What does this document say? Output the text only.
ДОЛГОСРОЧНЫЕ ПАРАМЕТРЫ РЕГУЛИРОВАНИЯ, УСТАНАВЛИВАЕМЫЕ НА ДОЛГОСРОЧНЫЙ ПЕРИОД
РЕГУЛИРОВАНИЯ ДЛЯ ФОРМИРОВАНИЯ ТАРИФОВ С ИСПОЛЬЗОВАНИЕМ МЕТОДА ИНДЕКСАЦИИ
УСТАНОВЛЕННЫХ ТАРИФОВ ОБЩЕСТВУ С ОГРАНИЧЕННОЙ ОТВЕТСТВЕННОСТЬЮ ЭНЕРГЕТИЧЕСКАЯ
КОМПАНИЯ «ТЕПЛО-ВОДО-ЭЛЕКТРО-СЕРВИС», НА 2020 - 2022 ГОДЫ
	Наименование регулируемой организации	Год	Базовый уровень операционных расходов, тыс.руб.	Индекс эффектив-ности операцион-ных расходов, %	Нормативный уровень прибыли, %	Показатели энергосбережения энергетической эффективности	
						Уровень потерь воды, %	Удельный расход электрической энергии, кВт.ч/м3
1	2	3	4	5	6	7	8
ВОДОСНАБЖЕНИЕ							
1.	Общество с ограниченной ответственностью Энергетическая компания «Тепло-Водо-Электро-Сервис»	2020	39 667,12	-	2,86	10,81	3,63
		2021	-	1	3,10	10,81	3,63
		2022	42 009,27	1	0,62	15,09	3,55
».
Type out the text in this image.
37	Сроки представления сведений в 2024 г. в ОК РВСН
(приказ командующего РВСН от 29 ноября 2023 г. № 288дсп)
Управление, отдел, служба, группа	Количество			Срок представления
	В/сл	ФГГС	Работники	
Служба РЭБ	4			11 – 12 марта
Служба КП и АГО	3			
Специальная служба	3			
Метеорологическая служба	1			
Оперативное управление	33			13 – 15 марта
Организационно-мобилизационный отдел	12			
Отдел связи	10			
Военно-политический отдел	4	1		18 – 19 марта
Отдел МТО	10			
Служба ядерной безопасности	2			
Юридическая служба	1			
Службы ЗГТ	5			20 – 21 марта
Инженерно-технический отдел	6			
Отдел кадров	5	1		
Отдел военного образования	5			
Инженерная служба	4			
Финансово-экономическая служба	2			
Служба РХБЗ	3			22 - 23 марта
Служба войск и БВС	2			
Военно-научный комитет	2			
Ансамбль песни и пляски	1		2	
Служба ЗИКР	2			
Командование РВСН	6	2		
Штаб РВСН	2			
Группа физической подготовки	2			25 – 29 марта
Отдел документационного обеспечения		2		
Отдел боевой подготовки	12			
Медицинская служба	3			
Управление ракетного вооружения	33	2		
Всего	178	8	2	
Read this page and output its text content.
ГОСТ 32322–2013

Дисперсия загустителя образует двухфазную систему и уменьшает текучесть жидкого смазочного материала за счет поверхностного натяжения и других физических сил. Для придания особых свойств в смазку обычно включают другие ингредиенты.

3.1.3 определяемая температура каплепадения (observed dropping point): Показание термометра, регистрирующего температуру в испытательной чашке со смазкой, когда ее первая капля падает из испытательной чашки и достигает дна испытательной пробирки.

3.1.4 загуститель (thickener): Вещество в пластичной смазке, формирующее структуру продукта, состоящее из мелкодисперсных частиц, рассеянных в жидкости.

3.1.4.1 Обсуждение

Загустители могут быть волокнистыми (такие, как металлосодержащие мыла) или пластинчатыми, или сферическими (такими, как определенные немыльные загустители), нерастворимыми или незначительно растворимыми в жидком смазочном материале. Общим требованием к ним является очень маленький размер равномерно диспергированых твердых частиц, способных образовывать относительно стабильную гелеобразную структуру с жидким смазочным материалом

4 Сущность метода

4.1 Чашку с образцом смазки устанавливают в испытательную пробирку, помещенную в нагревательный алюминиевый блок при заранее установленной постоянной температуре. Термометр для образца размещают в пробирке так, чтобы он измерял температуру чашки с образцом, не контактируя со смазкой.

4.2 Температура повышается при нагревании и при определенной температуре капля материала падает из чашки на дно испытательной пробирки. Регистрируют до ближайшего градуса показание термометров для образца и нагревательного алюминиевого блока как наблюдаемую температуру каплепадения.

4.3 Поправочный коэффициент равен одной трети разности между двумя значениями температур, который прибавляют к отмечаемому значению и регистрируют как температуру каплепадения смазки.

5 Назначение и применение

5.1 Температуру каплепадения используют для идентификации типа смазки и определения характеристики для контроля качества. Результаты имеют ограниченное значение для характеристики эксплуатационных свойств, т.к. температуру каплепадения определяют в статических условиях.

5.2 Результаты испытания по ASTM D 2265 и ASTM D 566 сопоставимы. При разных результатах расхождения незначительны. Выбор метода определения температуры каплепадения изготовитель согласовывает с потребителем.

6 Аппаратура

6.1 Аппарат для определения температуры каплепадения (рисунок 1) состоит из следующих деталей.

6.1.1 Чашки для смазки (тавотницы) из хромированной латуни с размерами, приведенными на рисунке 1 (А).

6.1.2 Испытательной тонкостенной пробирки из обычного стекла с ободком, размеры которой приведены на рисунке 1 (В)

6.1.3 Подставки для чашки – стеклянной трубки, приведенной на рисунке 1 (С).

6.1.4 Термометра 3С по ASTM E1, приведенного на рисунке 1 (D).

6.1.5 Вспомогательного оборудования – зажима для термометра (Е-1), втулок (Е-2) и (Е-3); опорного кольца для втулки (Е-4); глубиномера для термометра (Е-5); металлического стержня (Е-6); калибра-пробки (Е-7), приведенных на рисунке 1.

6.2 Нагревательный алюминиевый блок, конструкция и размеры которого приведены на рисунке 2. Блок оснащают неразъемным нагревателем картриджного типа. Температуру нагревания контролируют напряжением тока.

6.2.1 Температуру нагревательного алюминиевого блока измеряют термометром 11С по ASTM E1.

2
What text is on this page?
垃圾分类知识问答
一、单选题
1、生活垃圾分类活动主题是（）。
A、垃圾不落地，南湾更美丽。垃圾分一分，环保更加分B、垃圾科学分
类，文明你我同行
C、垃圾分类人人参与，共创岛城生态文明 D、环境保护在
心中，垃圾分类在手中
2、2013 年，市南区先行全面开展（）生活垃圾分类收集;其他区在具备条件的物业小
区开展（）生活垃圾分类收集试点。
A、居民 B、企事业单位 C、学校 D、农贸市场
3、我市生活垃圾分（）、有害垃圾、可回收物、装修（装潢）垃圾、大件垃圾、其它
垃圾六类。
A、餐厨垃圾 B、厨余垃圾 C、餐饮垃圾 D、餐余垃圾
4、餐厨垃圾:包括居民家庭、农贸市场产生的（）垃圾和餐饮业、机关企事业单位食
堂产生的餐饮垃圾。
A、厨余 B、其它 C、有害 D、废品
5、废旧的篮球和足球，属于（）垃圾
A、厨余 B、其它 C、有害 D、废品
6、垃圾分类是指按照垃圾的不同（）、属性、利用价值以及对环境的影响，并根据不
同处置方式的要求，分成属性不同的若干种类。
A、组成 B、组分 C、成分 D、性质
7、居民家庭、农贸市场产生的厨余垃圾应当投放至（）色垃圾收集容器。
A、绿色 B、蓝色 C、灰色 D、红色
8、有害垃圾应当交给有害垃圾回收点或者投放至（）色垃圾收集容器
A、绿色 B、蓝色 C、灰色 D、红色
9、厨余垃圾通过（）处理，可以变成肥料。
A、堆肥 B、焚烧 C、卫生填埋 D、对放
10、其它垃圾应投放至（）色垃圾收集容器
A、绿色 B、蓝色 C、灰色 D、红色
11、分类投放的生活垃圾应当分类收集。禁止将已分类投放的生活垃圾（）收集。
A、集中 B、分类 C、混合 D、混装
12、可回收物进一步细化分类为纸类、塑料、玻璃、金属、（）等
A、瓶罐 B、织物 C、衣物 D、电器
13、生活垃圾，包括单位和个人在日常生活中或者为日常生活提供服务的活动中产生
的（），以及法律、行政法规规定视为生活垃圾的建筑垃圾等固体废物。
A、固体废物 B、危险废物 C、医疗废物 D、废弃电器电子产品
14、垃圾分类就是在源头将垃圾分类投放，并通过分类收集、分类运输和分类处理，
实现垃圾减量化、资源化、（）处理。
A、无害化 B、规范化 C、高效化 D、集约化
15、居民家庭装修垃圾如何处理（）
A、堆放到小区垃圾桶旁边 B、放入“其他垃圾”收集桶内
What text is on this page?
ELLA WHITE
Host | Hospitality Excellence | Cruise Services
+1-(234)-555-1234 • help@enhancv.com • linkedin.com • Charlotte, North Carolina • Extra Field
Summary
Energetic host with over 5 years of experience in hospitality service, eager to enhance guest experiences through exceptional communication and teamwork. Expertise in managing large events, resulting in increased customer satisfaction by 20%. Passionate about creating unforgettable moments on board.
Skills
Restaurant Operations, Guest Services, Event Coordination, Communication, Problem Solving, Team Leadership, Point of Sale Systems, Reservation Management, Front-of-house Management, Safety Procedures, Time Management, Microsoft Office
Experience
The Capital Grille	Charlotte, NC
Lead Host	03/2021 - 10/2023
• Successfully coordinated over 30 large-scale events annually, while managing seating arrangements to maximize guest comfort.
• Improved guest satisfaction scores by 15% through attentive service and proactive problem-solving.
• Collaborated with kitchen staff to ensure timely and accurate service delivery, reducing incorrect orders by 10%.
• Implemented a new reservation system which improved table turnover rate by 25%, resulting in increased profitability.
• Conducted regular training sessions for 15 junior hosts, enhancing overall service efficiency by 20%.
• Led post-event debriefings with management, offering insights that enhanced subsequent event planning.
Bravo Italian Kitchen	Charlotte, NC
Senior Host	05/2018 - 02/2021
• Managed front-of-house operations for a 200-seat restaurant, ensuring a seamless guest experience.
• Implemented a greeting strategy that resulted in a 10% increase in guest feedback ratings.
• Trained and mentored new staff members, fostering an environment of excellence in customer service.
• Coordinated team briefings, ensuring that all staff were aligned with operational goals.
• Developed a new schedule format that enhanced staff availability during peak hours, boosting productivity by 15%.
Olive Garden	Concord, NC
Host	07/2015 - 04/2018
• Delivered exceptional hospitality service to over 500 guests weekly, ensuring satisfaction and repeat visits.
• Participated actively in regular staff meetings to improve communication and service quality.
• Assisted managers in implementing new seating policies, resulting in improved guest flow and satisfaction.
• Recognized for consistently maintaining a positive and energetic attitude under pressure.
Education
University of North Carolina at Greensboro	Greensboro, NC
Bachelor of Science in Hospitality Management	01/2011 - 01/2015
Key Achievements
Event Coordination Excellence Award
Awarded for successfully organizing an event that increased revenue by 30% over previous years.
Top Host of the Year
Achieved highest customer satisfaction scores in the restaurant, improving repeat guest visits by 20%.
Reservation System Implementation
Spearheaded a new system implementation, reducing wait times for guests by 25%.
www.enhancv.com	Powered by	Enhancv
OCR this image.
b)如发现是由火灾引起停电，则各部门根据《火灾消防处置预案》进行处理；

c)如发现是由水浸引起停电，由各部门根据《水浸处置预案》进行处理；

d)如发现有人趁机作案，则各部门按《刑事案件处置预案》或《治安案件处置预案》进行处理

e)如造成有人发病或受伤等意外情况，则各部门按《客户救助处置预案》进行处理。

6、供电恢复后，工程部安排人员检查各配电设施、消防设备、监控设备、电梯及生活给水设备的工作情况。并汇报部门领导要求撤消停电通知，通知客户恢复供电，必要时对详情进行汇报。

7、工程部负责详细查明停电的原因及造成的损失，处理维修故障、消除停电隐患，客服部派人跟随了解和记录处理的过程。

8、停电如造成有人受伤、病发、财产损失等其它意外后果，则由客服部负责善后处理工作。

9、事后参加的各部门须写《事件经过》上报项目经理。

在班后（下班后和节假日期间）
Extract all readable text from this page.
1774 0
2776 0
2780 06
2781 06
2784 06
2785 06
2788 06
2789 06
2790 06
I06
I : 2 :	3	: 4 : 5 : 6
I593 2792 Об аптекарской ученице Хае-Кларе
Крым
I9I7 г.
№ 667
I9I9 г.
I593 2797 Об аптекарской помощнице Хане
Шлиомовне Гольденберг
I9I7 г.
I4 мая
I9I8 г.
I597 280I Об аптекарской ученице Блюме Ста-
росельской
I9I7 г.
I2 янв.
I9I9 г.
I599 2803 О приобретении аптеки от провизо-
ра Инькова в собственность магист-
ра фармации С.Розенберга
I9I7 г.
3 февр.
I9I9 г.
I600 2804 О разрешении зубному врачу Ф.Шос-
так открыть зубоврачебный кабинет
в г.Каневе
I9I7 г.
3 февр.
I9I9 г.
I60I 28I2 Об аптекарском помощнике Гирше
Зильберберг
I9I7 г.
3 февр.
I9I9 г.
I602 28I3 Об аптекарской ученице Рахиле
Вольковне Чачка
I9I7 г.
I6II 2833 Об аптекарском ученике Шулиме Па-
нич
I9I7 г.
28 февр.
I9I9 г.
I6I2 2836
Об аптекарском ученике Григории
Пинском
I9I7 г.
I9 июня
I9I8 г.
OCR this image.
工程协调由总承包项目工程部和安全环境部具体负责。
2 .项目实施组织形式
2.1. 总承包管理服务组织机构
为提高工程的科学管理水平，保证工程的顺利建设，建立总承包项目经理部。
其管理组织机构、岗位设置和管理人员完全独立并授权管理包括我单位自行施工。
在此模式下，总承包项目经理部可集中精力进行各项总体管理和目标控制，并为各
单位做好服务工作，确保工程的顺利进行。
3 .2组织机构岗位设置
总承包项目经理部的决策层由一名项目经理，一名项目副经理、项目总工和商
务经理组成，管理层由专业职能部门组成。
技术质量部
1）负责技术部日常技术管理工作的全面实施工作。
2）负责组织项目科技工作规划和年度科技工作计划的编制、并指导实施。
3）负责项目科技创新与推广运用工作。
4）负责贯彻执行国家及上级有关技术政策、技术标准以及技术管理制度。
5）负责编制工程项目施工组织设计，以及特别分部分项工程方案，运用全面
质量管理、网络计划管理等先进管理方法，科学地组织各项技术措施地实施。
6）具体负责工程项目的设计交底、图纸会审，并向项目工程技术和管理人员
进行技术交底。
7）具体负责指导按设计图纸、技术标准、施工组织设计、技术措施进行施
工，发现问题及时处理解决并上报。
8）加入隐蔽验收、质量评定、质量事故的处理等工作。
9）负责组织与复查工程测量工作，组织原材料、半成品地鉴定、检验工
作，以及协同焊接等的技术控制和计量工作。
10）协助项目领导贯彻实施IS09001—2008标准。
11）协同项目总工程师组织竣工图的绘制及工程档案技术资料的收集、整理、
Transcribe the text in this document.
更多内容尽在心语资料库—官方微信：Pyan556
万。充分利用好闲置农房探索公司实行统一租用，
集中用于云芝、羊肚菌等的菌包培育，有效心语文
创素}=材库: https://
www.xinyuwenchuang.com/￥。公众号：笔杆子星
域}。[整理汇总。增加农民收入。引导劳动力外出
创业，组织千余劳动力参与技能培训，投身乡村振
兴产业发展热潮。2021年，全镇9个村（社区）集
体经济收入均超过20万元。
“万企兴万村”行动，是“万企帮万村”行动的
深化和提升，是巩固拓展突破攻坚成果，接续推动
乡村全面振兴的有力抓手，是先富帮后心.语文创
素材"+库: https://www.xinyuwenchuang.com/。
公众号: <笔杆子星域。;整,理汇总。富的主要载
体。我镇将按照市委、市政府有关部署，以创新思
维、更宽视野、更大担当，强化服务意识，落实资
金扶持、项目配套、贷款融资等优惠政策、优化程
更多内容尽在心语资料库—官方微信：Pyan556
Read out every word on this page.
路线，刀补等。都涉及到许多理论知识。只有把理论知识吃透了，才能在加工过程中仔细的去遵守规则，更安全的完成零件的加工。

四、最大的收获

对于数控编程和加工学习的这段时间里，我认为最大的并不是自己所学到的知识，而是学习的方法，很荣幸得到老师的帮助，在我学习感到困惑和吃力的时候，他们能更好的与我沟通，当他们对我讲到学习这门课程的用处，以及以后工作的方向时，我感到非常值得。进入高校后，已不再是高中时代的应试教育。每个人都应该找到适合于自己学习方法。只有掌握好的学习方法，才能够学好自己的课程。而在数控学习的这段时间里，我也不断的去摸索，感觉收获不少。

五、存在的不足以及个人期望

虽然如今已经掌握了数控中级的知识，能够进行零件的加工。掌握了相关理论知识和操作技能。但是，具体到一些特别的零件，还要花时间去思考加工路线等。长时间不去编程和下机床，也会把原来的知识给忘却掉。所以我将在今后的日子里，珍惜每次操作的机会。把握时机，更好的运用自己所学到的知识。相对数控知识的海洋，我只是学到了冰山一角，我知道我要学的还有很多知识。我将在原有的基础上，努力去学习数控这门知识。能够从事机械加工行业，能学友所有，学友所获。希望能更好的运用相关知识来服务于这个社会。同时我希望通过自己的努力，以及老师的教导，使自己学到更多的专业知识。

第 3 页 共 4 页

═══

**WRITTEN PROBLEM:** Repeat only the stretch of lines that begins at the line containing "Transcribe the text in this document." and ends at the last line above, both included.

**EXERCISE OUTPUT:**
Transcribe the text in this document.
更多内容尽在心语资料库—官方微信：Pyan556
万。充分利用好闲置农房探索公司实行统一租用，
集中用于云芝、羊肚菌等的菌包培育，有效心语文
创素}=材库: https://
www.xinyuwenchuang.com/￥。公众号：笔杆子星
域}。[整理汇总。增加农民收入。引导劳动力外出
创业，组织千余劳动力参与技能培训，投身乡村振
兴产业发展热潮。2021年，全镇9个村（社区）集
体经济收入均超过20万元。
“万企兴万村”行动，是“万企帮万村”行动的
深化和提升，是巩固拓展突破攻坚成果，接续推动
乡村全面振兴的有力抓手，是先富帮后心.语文创
素材"+库: https://www.xinyuwenchuang.com/。
公众号: <笔杆子星域。;整,理汇总。富的主要载
体。我镇将按照市委、市政府有关部署，以创新思
维、更宽视野、更大担当，强化服务意识，落实资
金扶持、项目配套、贷款融资等优惠政策、优化程
更多内容尽在心语资料库—官方微信：Pyan556
Read out every word on this page.
路线，刀补等。都涉及到许多理论知识。只有把理论知识吃透了，才能在加工过程中仔细的去遵守规则，更安全的完成零件的加工。

四、最大的收获

对于数控编程和加工学习的这段时间里，我认为最大的并不是自己所学到的知识，而是学习的方法，很荣幸得到老师的帮助，在我学习感到困惑和吃力的时候，他们能更好的与我沟通，当他们对我讲到学习这门课程的用处，以及以后工作的方向时，我感到非常值得。进入高校后，已不再是高中时代的应试教育。每个人都应该找到适合于自己学习方法。只有掌握好的学习方法，才能够学好自己的课程。而在数控学习的这段时间里，我也不断的去摸索，感觉收获不少。

五、存在的不足以及个人期望

虽然如今已经掌握了数控中级的知识，能够进行零件的加工。掌握了相关理论知识和操作技能。但是，具体到一些特别的零件，还要花时间去思考加工路线等。长时间不去编程和下机床，也会把原来的知识给忘却掉。所以我将在今后的日子里，珍惜每次操作的机会。把握时机，更好的运用自己所学到的知识。相对数控知识的海洋，我只是学到了冰山一角，我知道我要学的还有很多知识。我将在原有的基础上，努力去学习数控这门知识。能够从事机械加工行业，能学友所有，学友所获。希望能更好的运用相关知识来服务于这个社会。同时我希望通过自己的努力，以及老师的教导，使自己学到更多的专业知识。

第 3 页 共 4 页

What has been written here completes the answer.